:: THE TASK ::
Please copy every line of the records below that holds the word "Brygge".

:: THE INPUT ::
_ _ _

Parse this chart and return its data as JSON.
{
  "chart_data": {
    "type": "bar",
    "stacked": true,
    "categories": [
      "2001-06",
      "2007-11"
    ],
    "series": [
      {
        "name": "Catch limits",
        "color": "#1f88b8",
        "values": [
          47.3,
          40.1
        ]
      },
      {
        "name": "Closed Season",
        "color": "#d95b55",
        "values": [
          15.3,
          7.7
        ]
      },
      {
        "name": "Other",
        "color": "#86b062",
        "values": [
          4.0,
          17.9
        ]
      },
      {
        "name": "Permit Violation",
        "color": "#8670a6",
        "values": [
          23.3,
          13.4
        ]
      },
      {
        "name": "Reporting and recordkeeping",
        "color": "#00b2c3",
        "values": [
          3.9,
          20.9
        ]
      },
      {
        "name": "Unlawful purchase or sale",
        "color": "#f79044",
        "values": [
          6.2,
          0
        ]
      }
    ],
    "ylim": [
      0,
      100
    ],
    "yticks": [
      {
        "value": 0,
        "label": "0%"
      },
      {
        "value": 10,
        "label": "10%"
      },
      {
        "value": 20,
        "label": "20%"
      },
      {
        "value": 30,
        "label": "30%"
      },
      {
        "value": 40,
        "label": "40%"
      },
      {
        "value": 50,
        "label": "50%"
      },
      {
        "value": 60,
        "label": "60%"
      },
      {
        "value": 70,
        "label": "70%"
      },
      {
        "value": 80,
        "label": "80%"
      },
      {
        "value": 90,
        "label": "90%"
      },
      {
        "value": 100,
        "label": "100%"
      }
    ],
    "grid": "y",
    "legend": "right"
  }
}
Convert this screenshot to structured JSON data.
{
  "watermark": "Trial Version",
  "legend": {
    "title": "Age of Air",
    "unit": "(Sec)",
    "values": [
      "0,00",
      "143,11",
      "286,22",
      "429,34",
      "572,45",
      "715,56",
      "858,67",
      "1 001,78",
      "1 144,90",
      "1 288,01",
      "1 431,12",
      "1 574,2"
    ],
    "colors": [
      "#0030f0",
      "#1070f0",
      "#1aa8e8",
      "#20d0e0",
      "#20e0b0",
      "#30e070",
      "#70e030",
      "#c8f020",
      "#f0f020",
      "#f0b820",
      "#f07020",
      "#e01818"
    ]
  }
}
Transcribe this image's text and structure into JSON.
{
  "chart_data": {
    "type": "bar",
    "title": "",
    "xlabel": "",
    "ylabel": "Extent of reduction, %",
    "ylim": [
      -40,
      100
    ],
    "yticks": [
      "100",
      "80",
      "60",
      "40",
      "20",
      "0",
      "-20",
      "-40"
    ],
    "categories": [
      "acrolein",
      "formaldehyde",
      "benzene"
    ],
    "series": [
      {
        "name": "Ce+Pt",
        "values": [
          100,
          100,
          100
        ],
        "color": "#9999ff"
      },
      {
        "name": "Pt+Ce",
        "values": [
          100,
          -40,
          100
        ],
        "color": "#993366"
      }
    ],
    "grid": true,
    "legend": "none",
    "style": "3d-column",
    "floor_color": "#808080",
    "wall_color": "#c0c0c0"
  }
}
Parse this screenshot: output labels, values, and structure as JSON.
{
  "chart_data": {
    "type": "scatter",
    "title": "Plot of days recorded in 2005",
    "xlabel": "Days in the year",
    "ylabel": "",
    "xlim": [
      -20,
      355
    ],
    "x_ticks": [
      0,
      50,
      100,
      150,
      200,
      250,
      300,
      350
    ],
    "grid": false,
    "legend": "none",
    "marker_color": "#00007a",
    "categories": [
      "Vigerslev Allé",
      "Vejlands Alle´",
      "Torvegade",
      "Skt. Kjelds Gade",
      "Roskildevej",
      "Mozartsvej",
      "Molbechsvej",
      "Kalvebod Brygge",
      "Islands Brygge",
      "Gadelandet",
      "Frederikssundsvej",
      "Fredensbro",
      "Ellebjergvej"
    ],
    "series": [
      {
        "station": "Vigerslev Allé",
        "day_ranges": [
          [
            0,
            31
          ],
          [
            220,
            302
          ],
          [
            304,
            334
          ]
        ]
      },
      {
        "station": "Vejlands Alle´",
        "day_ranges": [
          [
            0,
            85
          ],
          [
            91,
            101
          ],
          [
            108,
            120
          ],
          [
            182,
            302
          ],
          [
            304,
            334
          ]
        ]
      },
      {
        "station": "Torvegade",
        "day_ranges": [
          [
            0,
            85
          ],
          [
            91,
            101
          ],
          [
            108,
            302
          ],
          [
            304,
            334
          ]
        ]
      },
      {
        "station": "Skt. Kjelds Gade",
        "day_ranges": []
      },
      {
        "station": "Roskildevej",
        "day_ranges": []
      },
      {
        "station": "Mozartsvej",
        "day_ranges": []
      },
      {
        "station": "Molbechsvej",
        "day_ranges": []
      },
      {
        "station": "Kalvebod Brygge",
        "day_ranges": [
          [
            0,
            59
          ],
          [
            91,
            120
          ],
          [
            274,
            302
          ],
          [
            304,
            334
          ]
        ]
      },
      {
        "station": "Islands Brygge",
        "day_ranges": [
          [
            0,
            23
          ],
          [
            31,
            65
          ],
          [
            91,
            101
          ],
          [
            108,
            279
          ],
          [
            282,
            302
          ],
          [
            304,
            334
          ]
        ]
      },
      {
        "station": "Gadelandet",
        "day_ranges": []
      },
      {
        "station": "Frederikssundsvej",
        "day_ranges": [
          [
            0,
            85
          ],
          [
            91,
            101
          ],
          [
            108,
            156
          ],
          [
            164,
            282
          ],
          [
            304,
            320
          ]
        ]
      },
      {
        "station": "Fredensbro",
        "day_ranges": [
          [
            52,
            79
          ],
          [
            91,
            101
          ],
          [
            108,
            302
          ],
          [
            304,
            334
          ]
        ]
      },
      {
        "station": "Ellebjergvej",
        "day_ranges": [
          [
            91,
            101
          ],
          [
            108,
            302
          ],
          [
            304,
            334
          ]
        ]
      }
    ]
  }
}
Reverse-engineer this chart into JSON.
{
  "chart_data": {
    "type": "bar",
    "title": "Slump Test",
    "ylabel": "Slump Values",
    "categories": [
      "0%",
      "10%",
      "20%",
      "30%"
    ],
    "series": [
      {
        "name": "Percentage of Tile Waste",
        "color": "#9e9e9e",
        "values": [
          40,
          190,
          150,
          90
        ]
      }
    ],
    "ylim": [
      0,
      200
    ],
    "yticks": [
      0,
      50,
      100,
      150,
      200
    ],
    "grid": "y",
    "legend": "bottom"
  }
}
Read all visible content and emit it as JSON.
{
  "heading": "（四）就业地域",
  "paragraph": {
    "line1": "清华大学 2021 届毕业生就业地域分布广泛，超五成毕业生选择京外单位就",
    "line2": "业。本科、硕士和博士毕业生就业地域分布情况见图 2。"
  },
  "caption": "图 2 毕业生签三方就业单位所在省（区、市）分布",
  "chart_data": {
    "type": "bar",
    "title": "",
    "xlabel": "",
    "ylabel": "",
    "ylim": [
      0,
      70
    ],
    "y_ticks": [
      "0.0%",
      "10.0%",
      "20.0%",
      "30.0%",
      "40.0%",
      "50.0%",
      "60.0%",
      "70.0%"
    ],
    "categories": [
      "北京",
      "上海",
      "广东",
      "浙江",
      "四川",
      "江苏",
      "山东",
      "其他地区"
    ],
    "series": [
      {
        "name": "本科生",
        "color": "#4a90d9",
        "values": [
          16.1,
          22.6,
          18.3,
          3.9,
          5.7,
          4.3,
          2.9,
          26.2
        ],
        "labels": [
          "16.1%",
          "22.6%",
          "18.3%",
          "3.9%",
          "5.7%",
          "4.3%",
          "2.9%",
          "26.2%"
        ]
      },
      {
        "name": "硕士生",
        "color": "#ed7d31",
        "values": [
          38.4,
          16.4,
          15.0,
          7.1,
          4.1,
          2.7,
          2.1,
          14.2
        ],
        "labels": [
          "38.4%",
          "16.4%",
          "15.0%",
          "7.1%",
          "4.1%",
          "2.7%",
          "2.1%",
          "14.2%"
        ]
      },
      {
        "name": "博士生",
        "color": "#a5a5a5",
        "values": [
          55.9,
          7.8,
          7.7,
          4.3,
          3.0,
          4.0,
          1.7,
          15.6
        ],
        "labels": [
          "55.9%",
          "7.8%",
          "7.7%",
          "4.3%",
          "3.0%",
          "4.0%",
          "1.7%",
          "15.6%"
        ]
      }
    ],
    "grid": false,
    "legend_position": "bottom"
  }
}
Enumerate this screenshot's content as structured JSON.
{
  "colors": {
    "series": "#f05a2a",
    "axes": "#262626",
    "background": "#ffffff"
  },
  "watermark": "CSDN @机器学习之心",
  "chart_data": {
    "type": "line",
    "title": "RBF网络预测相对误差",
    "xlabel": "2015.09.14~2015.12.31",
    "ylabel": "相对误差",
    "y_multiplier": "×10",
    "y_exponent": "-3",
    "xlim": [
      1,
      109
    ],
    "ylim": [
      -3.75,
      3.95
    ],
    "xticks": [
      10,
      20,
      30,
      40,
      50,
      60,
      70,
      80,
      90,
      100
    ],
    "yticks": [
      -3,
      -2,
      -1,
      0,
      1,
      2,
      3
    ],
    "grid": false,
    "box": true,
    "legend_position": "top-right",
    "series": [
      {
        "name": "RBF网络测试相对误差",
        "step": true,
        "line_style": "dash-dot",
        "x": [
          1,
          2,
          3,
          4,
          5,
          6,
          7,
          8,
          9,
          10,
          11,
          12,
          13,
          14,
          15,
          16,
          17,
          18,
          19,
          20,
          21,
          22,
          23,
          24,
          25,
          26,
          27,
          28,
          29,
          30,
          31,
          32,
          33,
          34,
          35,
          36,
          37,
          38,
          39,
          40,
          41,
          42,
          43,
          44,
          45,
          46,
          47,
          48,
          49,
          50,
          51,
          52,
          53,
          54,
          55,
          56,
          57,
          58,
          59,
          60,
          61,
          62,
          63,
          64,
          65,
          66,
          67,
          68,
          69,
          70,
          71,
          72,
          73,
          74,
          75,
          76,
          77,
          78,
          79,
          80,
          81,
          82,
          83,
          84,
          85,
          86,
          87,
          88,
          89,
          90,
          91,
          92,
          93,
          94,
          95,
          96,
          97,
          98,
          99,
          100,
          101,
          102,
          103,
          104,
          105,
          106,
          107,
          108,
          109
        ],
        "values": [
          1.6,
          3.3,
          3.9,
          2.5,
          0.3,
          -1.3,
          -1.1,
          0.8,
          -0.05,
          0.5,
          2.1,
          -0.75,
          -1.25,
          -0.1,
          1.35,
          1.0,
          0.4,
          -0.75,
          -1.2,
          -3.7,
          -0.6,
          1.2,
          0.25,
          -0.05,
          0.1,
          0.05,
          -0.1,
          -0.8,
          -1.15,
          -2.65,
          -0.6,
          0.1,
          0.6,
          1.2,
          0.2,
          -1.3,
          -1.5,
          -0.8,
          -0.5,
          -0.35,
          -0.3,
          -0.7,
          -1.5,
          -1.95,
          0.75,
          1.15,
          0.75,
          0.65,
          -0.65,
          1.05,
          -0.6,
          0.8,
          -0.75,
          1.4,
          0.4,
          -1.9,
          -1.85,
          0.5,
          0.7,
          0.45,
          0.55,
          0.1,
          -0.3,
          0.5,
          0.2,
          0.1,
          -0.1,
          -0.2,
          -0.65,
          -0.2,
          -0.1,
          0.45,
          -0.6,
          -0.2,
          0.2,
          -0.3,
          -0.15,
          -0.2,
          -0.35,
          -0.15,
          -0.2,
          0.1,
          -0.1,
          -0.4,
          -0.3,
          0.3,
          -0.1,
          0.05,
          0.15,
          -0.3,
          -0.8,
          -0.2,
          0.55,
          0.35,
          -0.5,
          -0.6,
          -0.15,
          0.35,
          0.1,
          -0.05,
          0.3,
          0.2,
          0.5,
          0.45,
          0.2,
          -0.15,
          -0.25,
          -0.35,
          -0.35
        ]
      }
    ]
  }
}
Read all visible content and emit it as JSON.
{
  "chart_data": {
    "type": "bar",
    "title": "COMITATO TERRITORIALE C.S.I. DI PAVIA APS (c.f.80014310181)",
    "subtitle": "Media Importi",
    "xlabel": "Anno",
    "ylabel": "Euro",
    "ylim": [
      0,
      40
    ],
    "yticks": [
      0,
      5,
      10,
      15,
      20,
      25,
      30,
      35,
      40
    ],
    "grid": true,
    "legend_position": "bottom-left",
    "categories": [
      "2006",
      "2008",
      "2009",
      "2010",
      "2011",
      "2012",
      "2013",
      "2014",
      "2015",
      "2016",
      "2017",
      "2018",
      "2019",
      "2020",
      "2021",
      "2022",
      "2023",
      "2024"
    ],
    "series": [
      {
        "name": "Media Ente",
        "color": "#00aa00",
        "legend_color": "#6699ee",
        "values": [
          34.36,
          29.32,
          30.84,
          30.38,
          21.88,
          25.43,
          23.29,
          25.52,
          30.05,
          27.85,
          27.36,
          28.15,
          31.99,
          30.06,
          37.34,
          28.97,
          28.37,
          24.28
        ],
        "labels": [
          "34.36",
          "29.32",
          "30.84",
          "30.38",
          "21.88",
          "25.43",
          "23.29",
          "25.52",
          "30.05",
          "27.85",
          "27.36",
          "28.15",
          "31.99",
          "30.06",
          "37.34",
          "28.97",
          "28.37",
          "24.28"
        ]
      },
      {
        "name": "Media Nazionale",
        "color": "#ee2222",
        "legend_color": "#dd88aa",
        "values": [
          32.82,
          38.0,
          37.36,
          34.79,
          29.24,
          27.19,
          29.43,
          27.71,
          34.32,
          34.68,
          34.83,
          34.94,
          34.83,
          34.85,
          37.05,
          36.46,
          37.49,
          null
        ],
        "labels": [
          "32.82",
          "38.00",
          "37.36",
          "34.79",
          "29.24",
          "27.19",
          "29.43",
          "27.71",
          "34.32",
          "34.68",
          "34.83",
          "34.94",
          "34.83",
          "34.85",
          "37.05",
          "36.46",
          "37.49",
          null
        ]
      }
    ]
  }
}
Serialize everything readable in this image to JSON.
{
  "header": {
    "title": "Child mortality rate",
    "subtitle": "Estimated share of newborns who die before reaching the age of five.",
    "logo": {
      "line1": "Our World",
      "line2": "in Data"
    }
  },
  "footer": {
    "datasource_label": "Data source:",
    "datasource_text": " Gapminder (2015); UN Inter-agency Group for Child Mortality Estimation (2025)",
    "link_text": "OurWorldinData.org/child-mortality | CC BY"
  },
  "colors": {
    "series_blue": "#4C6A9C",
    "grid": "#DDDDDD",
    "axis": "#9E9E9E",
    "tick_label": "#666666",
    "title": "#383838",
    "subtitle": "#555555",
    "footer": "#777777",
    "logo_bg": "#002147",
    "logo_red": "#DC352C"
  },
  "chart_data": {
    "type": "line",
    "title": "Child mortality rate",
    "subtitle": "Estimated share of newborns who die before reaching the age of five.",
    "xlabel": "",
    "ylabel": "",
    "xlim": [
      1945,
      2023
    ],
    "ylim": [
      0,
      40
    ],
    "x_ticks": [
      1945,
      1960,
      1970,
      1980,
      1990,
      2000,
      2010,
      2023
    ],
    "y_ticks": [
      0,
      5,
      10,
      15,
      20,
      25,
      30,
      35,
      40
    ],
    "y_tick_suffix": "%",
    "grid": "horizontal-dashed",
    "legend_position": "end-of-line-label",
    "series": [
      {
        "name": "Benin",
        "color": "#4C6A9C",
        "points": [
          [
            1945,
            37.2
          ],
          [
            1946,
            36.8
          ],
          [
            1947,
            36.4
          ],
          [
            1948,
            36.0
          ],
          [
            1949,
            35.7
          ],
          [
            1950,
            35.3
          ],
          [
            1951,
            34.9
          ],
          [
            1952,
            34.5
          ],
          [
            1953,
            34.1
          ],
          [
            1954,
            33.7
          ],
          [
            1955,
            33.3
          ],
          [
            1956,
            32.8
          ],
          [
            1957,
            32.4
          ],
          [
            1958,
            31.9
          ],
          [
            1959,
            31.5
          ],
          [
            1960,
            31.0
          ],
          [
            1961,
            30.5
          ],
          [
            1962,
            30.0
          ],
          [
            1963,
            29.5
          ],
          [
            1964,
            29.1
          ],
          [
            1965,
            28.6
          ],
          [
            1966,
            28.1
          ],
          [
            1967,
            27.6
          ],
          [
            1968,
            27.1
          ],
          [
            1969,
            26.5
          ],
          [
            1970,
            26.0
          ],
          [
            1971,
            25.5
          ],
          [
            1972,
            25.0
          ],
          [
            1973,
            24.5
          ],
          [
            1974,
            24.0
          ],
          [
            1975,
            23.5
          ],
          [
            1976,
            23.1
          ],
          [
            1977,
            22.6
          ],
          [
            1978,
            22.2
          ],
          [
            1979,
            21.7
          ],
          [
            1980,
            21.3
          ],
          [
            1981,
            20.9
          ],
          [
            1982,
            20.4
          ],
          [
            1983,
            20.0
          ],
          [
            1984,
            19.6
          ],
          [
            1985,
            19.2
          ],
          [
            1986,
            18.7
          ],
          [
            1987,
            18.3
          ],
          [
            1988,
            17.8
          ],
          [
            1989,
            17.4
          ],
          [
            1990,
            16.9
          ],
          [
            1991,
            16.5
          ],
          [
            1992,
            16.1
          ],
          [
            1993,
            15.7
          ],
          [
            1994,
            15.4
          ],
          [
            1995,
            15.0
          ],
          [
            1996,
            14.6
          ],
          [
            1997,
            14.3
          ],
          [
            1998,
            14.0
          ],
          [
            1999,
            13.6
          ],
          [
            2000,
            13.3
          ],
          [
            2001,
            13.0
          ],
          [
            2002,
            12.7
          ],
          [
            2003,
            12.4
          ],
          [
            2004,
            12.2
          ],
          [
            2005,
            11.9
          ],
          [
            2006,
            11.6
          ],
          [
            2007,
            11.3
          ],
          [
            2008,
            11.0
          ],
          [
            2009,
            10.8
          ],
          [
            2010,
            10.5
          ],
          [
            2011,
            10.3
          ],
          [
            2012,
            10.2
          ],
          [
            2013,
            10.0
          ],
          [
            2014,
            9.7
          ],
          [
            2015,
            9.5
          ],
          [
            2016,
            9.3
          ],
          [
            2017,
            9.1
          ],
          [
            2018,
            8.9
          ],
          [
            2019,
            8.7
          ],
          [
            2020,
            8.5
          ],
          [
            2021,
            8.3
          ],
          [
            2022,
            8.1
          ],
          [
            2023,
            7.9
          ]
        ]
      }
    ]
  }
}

_ _ _

:: THE COMPLETED TASK ::
      "Kalvebod Brygge",
      "Islands Brygge",
        "station": "Kalvebod Brygge",
        "station": "Islands Brygge",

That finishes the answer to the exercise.